-- START PROVIDED ENTRIES --

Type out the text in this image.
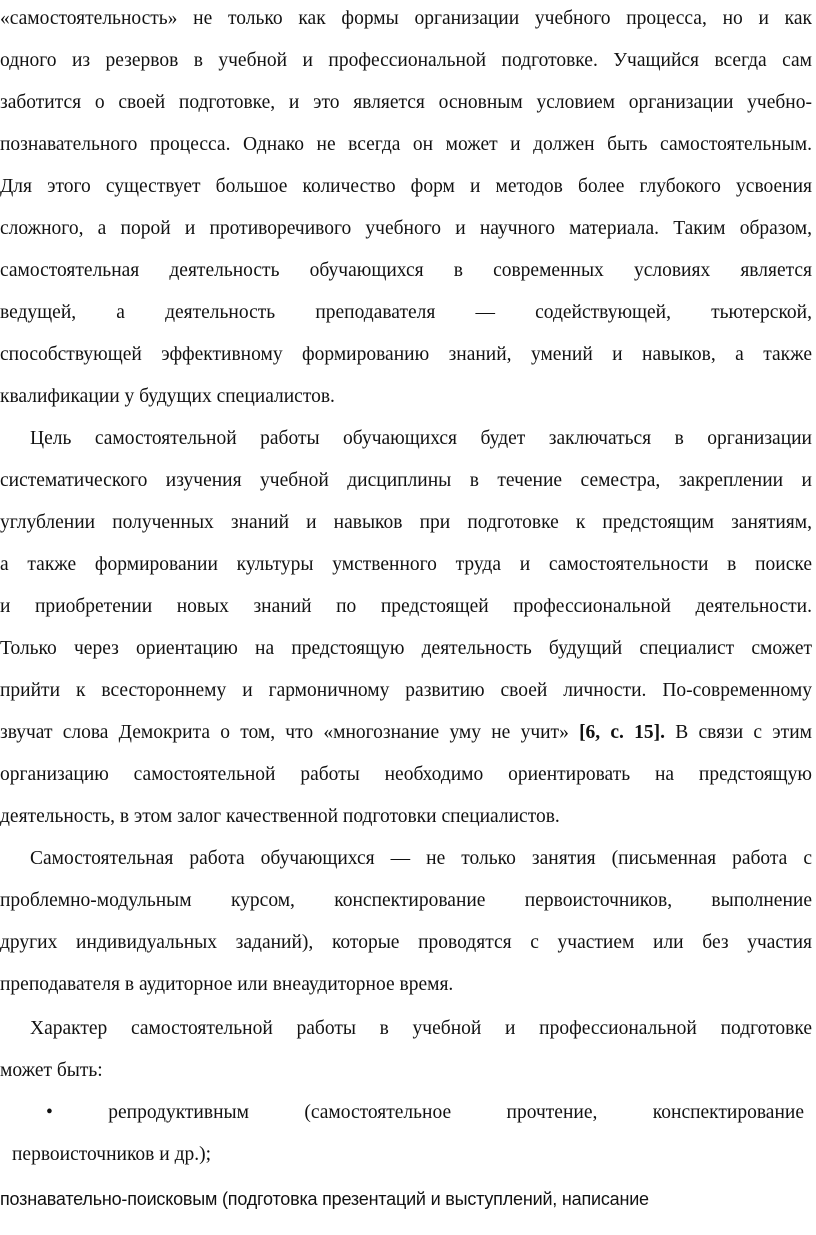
«самостоятельность» не только как формы организации учебного процесса, но и как
одного из резервов в учебной и профессиональной подготовке. Учащийся всегда сам
заботится о своей подготовке, и это является основным условием организации учебно-
познавательного процесса. Однако не всегда он может и должен быть самостоятельным.
Для этого существует большое количество форм и методов более глубокого усвоения
сложного, а порой и противоречивого учебного и научного материала. Таким образом,
самостоятельная деятельность обучающихся в современных условиях является
ведущей, а деятельность преподавателя — содействующей, тьютерской,
способствующей эффективному формированию знаний, умений и навыков, а также
квалификации у будущих специалистов.
Цель самостоятельной работы обучающихся будет заключаться в организации
систематического изучения учебной дисциплины в течение семестра, закреплении и
углублении полученных знаний и навыков при подготовке к предстоящим занятиям,
а также формировании культуры умственного труда и самостоятельности в поиске
и приобретении новых знаний по предстоящей профессиональной деятельности.
Только через ориентацию на предстоящую деятельность будущий специалист сможет
прийти к всестороннему и гармоничному развитию своей личности. По-современному
организацию самостоятельной работы необходимо ориентировать на предстоящую
деятельность, в этом залог качественной подготовки специалистов.
Самостоятельная работа обучающихся — не только занятия (письменная работа с
проблемно-модульным курсом, конспектирование первоисточников, выполнение
других индивидуальных заданий), которые проводятся с участием или без участия
преподавателя в аудиторное или внеаудиторное время.
Характер самостоятельной работы в учебной и профессиональной подготовке
может быть:
• репродуктивным (самостоятельное прочтение, конспектирование
первоисточников и др.);
звучат слова Демокрита о том, что «многознание уму не учит» [6, с. 15]. В связи с этим
познавательно-поисковым (подготовка презентаций и выступлений, написание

-- END PROVIDED ENTRIES --

WHAT NEEDS TO BE DONE: Copy all the records above exactly, but leave out the pictures.

COMPLETED EXERCISE:
Type out the text in this image.
«самостоятельность» не только как формы организации учебного процесса, но и как
одного из резервов в учебной и профессиональной подготовке. Учащийся всегда сам
заботится о своей подготовке, и это является основным условием организации учебно-
познавательного процесса. Однако не всегда он может и должен быть самостоятельным.
Для этого существует большое количество форм и методов более глубокого усвоения
сложного, а порой и противоречивого учебного и научного материала. Таким образом,
самостоятельная деятельность обучающихся в современных условиях является
ведущей, а деятельность преподавателя — содействующей, тьютерской,
способствующей эффективному формированию знаний, умений и навыков, а также
квалификации у будущих специалистов.
Цель самостоятельной работы обучающихся будет заключаться в организации
систематического изучения учебной дисциплины в течение семестра, закреплении и
углублении полученных знаний и навыков при подготовке к предстоящим занятиям,
а также формировании культуры умственного труда и самостоятельности в поиске
и приобретении новых знаний по предстоящей профессиональной деятельности.
Только через ориентацию на предстоящую деятельность будущий специалист сможет
прийти к всестороннему и гармоничному развитию своей личности. По-современному
организацию самостоятельной работы необходимо ориентировать на предстоящую
деятельность, в этом залог качественной подготовки специалистов.
Самостоятельная работа обучающихся — не только занятия (письменная работа с
проблемно-модульным курсом, конспектирование первоисточников, выполнение
других индивидуальных заданий), которые проводятся с участием или без участия
преподавателя в аудиторное или внеаудиторное время.
Характер самостоятельной работы в учебной и профессиональной подготовке
может быть:
• репродуктивным (самостоятельное прочтение, конспектирование
первоисточников и др.);
звучат слова Демокрита о том, что «многознание уму не учит» [6, с. 15]. В связи с этим
познавательно-поисковым (подготовка презентаций и выступлений, написание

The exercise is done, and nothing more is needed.